SET PROBLEM
In the entries below, give the lines from the line with "Give bounding boxes" to the line with "brackets-glyph-icon: [ ]", inclusive, as a JSON list of strings with one string per line and no blank lines.

>> Start PROVIDED INFORMATION

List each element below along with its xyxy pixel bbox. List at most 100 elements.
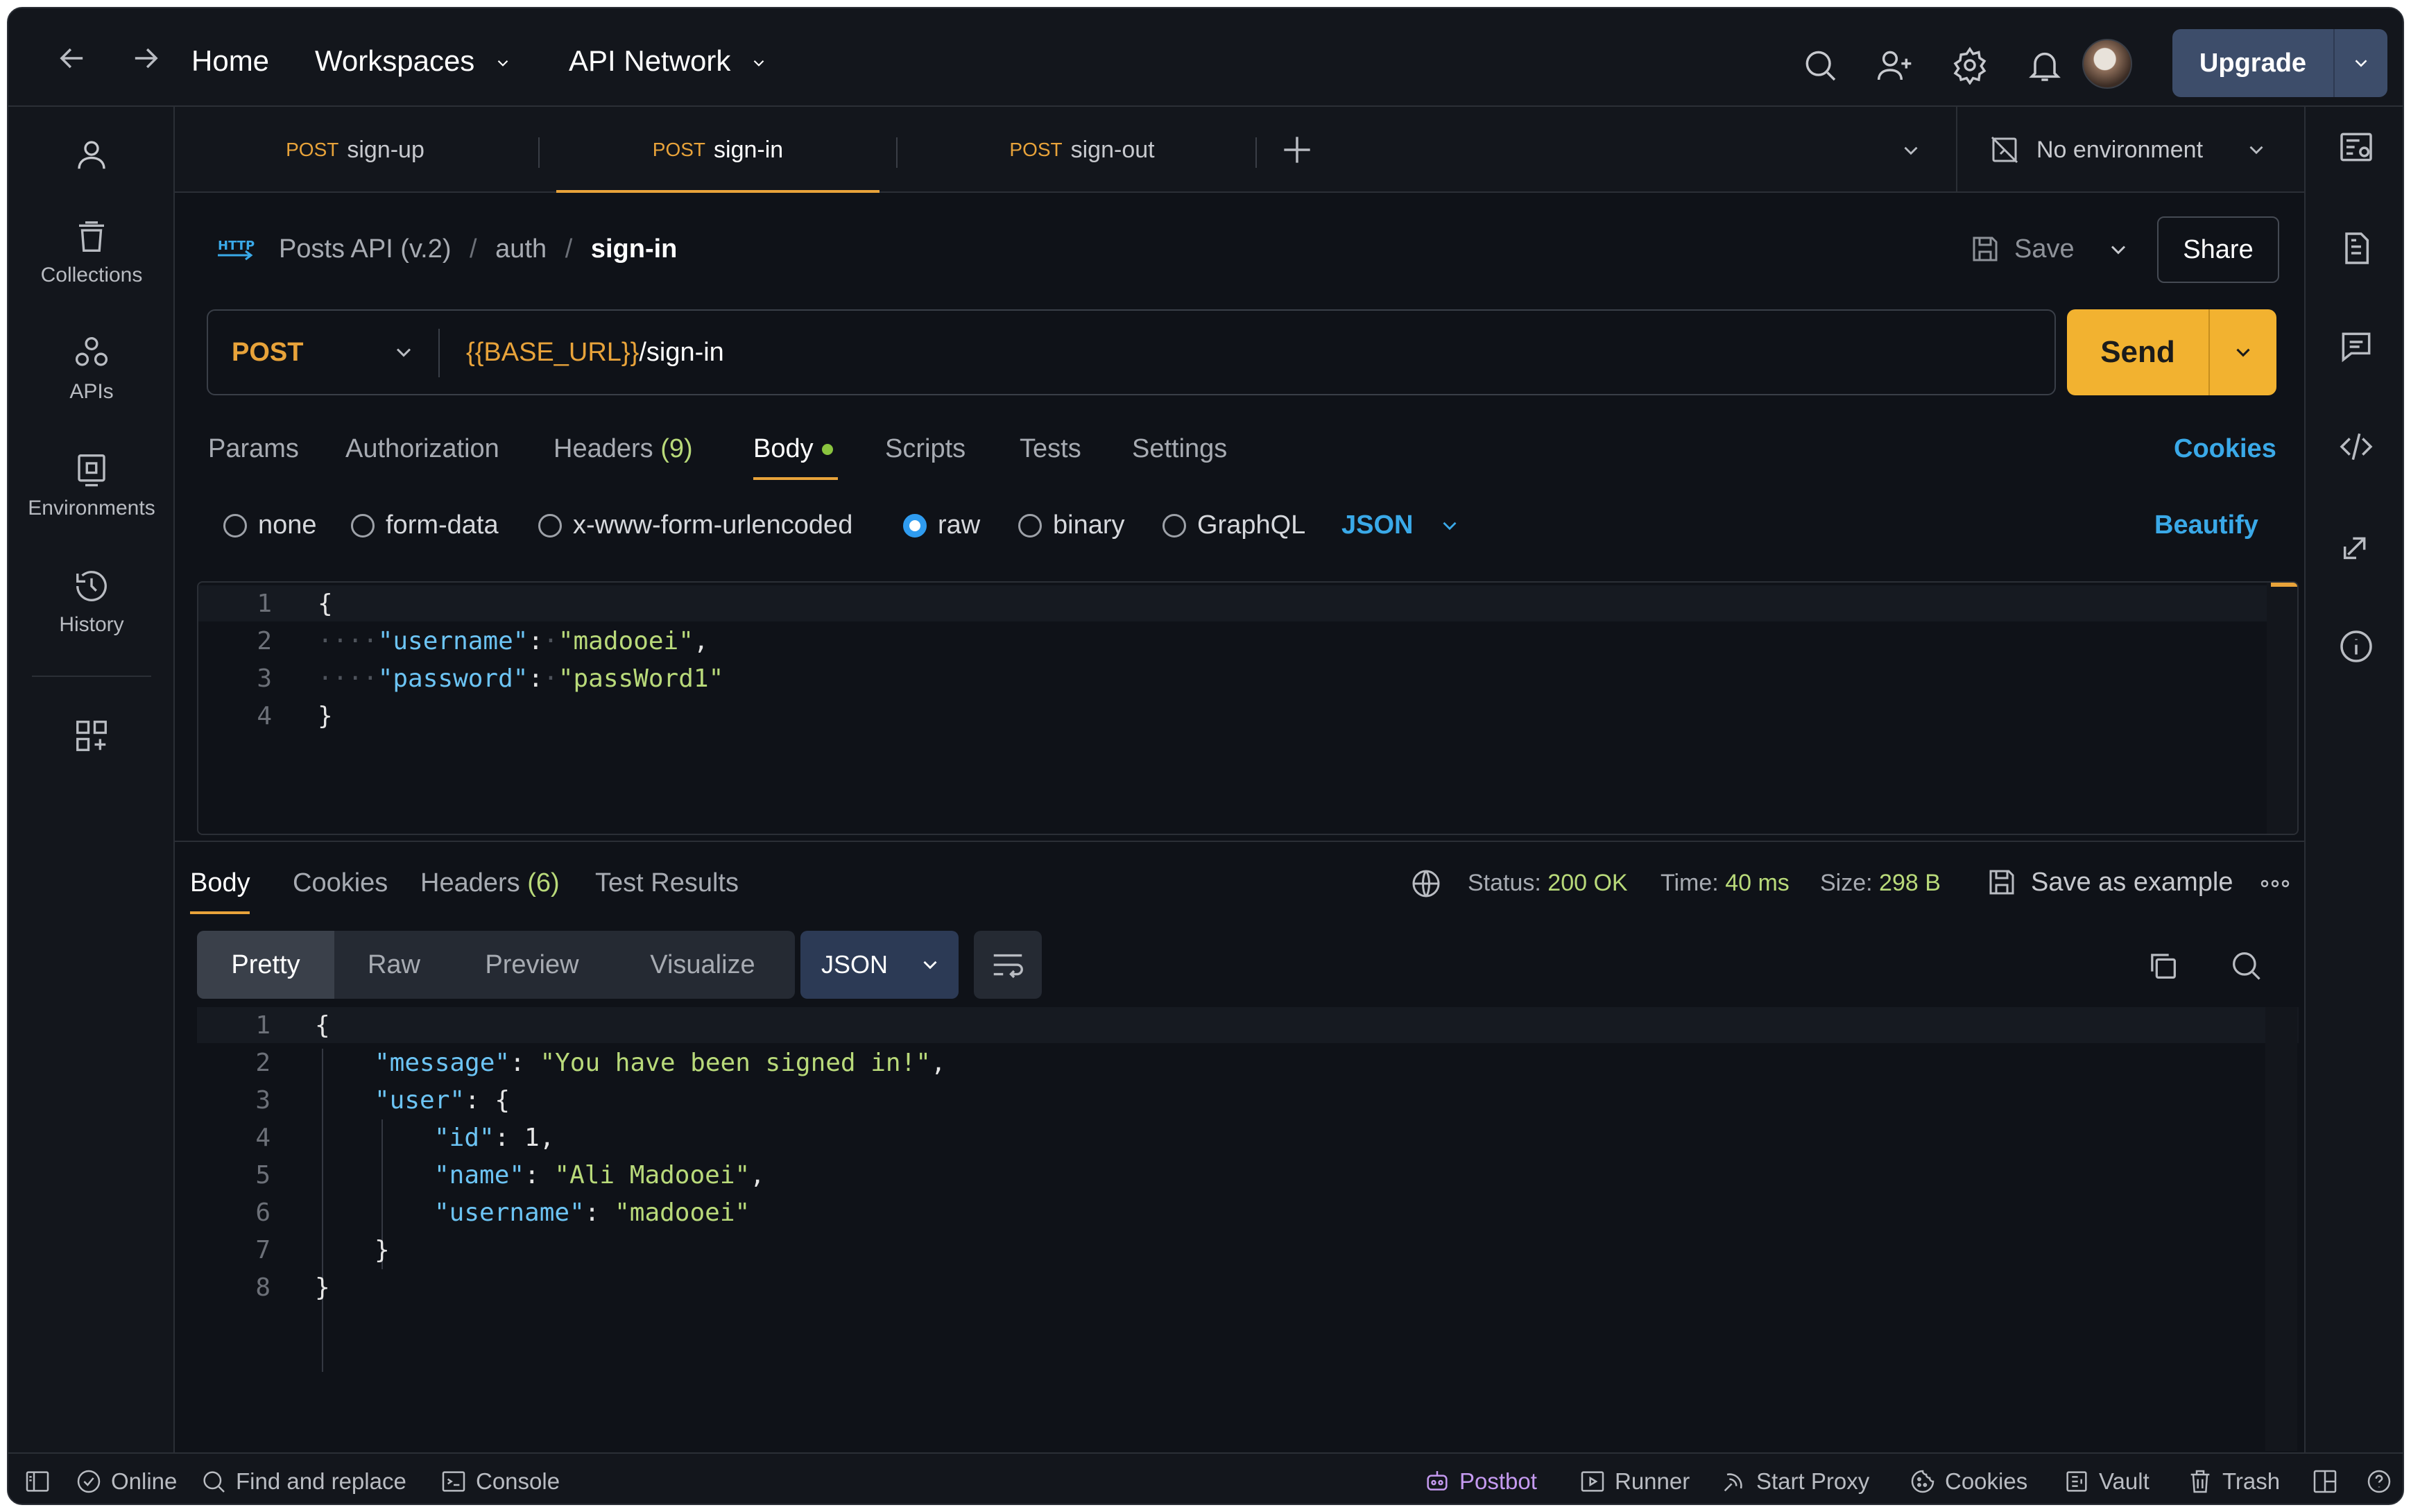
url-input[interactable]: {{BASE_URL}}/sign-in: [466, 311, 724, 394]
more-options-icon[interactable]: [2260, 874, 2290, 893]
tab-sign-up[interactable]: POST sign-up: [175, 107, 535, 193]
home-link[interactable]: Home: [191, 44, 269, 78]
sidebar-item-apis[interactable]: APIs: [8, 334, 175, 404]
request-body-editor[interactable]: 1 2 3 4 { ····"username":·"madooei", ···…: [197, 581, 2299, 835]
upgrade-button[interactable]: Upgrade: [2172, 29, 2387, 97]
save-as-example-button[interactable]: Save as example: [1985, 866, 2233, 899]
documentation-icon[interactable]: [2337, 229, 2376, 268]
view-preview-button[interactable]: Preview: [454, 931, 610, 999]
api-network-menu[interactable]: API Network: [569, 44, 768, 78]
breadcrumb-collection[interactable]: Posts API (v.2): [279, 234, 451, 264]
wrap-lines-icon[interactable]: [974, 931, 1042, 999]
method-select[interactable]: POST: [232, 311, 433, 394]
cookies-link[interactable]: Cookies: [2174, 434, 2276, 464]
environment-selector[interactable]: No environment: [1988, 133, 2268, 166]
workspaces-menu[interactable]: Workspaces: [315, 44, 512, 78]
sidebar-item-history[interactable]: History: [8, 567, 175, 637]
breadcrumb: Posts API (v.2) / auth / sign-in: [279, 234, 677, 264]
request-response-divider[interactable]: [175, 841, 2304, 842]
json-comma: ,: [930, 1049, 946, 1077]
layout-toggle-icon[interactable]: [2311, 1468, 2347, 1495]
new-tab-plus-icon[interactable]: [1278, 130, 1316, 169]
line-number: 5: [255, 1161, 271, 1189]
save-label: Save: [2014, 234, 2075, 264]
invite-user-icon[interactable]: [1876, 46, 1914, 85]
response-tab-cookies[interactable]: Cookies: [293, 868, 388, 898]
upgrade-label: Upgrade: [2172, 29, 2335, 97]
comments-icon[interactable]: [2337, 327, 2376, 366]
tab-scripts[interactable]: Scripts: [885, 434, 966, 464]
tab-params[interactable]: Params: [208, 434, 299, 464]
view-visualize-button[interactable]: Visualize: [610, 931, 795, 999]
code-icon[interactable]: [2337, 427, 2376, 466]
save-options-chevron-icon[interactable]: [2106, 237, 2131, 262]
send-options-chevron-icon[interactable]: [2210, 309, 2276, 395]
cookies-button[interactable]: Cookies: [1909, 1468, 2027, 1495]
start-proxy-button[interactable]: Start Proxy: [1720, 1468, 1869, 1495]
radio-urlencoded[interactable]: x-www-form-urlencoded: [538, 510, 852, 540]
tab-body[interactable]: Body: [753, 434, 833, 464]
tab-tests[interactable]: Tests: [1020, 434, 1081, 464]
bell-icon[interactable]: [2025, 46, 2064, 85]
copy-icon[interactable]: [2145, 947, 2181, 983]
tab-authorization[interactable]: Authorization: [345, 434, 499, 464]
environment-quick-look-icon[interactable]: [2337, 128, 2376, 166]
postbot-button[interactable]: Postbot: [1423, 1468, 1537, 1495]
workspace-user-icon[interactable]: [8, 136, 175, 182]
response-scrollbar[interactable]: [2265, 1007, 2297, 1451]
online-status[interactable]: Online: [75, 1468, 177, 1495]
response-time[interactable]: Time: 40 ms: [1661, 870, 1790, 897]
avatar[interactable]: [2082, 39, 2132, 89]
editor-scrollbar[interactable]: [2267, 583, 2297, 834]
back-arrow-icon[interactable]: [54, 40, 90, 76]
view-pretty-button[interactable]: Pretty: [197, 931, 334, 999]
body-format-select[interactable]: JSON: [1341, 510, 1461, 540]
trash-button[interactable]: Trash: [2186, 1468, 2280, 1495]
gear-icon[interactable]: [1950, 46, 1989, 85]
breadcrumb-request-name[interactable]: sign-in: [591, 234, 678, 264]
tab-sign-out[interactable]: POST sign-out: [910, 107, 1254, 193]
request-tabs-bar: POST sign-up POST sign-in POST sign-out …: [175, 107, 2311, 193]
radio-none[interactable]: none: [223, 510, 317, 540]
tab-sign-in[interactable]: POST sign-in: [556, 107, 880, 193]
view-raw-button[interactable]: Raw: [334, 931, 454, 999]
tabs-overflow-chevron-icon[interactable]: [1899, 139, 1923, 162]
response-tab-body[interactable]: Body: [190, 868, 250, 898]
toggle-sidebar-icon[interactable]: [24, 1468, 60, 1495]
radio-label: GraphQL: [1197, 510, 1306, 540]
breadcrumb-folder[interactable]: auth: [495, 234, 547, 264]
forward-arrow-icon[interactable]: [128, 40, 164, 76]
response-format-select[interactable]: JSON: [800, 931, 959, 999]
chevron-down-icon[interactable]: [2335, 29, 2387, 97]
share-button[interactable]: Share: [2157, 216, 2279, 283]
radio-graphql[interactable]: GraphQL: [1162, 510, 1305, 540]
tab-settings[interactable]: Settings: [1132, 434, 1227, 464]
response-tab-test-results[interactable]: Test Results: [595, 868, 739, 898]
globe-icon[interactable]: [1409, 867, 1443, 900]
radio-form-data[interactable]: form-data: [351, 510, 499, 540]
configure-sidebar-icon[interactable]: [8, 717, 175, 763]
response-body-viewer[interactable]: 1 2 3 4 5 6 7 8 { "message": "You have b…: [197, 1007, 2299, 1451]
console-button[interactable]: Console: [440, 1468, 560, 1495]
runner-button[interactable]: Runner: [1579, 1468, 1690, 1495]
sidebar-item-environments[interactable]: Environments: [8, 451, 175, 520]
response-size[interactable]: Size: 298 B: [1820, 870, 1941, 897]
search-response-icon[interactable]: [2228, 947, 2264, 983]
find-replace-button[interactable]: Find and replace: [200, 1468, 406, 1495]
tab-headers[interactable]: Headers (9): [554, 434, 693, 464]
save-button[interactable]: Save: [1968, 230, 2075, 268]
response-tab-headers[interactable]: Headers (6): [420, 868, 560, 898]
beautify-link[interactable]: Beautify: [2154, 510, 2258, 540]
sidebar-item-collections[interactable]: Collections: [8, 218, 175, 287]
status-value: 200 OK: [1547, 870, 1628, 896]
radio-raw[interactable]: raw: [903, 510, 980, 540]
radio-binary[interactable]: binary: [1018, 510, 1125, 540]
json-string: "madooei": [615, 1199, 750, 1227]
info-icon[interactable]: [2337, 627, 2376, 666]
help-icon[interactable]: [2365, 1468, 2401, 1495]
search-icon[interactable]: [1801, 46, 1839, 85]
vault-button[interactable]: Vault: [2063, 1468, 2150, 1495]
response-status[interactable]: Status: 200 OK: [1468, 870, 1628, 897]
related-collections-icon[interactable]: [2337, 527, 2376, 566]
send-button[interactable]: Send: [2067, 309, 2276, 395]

>> End PROVIDED INFORMATION
>> Start PROVIDED INFORMATION

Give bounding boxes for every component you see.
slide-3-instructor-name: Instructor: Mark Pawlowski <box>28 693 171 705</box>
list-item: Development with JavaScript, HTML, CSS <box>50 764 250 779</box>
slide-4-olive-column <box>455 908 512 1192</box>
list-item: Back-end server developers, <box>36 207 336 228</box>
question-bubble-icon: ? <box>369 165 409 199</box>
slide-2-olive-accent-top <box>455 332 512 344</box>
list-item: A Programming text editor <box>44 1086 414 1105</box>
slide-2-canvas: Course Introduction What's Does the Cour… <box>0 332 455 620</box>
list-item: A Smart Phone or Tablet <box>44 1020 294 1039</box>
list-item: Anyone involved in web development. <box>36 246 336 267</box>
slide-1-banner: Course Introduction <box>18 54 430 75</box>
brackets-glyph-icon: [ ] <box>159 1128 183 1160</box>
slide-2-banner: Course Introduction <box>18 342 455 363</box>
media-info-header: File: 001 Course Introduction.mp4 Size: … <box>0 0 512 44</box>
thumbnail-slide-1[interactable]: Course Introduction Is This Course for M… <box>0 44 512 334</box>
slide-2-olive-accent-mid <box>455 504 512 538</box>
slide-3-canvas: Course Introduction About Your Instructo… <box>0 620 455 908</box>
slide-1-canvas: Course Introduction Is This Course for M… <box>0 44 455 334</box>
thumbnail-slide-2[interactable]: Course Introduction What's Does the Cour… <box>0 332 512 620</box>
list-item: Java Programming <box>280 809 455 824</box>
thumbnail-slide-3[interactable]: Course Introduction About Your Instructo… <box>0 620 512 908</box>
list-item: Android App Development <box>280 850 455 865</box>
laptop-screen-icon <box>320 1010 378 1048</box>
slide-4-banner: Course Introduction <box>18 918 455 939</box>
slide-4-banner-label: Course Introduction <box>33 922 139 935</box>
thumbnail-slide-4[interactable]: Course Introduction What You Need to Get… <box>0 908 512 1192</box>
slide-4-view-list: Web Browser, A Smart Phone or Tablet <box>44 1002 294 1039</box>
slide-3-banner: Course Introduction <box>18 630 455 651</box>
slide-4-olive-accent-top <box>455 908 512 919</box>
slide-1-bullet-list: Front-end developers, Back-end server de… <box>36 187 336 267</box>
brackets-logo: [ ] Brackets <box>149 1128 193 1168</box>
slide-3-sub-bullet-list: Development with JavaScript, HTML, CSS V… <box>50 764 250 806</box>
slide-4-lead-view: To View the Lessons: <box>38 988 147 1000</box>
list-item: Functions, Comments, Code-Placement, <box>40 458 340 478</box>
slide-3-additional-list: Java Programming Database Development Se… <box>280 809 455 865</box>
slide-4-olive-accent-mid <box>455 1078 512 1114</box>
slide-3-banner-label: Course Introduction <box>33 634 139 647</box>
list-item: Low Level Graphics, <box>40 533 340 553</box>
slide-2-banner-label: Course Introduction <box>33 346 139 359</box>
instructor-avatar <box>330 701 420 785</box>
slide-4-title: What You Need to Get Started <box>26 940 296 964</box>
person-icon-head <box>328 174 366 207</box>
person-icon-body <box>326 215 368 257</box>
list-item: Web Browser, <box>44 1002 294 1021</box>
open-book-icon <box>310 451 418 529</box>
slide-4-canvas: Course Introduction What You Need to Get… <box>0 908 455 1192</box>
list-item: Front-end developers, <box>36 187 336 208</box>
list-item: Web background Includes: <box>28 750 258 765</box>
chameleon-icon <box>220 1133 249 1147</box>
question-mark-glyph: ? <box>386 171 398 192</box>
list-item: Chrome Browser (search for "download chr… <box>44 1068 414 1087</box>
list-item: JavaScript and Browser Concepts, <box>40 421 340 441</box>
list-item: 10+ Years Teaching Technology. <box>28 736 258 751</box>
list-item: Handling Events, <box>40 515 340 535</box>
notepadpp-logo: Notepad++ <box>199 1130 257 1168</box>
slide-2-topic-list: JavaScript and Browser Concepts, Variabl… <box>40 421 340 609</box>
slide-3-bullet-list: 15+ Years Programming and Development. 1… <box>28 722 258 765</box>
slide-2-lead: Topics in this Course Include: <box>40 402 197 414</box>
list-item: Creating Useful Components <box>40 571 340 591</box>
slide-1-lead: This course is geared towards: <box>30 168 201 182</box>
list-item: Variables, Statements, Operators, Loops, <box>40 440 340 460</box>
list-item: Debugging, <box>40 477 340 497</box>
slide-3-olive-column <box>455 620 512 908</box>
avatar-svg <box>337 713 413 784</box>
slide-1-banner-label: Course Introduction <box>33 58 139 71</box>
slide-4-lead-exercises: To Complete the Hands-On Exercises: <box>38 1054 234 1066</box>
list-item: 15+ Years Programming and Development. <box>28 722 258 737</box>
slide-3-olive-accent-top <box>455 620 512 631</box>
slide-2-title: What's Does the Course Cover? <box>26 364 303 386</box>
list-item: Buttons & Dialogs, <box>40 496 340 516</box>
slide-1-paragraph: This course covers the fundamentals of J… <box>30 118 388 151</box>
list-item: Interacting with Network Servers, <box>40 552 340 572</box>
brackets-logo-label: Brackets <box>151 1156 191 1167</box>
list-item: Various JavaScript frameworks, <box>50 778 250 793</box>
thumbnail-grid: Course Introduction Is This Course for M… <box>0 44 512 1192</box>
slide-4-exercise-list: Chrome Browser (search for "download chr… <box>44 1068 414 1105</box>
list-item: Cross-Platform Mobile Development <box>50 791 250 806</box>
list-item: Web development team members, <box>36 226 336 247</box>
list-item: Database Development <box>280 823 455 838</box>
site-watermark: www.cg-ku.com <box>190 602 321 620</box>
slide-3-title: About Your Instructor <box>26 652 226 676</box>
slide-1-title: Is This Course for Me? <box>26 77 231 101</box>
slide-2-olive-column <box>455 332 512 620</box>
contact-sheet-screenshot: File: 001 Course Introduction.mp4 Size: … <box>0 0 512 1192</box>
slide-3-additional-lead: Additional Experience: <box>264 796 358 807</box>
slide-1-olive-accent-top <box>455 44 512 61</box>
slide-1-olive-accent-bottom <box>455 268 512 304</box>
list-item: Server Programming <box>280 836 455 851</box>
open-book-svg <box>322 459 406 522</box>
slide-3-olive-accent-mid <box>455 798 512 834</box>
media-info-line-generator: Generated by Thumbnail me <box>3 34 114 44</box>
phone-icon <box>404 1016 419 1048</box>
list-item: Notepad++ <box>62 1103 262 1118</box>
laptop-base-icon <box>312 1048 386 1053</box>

>> End PROVIDED INFORMATION
>> Start PROVIDED INFORMATION

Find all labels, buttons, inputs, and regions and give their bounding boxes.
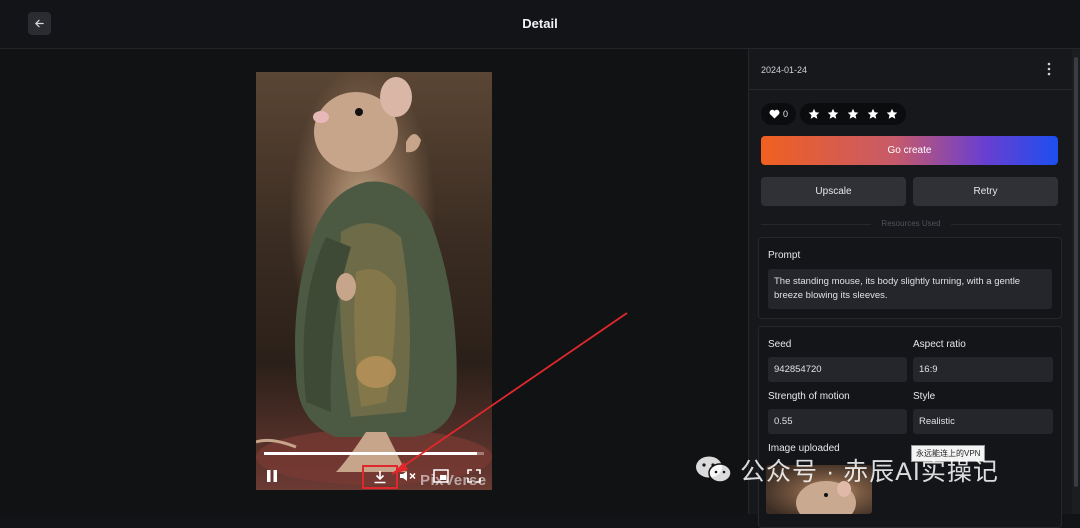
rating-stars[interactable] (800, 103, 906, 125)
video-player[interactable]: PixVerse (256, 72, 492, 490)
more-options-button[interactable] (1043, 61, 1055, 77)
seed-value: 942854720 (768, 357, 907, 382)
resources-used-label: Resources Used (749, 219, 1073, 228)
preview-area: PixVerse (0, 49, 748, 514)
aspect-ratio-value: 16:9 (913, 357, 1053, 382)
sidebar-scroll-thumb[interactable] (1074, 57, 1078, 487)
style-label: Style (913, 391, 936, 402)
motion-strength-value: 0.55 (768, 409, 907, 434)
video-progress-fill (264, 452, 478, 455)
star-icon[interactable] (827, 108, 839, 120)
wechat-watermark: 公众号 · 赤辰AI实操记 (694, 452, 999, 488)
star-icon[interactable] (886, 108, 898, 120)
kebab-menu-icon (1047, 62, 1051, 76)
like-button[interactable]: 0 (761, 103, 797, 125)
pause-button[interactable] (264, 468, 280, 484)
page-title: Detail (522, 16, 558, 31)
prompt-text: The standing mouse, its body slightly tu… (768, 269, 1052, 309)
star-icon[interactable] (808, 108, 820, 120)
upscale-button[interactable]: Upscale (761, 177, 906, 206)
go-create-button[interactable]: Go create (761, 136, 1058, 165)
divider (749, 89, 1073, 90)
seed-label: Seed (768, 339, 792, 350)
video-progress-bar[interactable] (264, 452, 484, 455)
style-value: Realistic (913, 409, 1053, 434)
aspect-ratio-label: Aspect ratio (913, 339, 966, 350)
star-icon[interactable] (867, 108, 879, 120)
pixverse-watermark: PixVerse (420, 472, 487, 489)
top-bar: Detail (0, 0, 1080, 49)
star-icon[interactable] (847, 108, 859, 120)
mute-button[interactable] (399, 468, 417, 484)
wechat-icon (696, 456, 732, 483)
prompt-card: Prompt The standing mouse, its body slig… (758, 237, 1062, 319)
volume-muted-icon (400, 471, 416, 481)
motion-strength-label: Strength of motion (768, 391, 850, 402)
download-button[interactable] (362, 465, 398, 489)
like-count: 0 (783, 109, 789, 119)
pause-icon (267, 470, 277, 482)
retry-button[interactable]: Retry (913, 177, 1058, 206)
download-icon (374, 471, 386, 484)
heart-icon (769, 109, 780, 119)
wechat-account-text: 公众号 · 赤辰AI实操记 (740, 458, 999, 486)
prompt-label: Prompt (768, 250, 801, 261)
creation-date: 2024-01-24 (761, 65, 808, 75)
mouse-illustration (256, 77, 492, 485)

>> End PROVIDED INFORMATION

ANSWER FOR THE TASK
[
  "Give bounding boxes for every component you see.",
  "slide-3-instructor-name: Instructor: Mark Pawlowski <box>28 693 171 705</box>",
  "list-item: Development with JavaScript, HTML, CSS <box>50 764 250 779</box>",
  "slide-4-olive-column <box>455 908 512 1192</box>",
  "list-item: Back-end server developers, <box>36 207 336 228</box>",
  "question-bubble-icon: ? <box>369 165 409 199</box>",
  "slide-2-olive-accent-top <box>455 332 512 344</box>",
  "list-item: A Programming text editor <box>44 1086 414 1105</box>",
  "slide-2-canvas: Course Introduction What's Does the Cour… <box>0 332 455 620</box>",
  "list-item: A Smart Phone or Tablet <box>44 1020 294 1039</box>",
  "list-item: Anyone involved in web development. <box>36 246 336 267</box>",
  "slide-1-banner: Course Introduction <box>18 54 430 75</box>",
  "brackets-glyph-icon: [ ] <box>159 1128 183 1160</box>"
]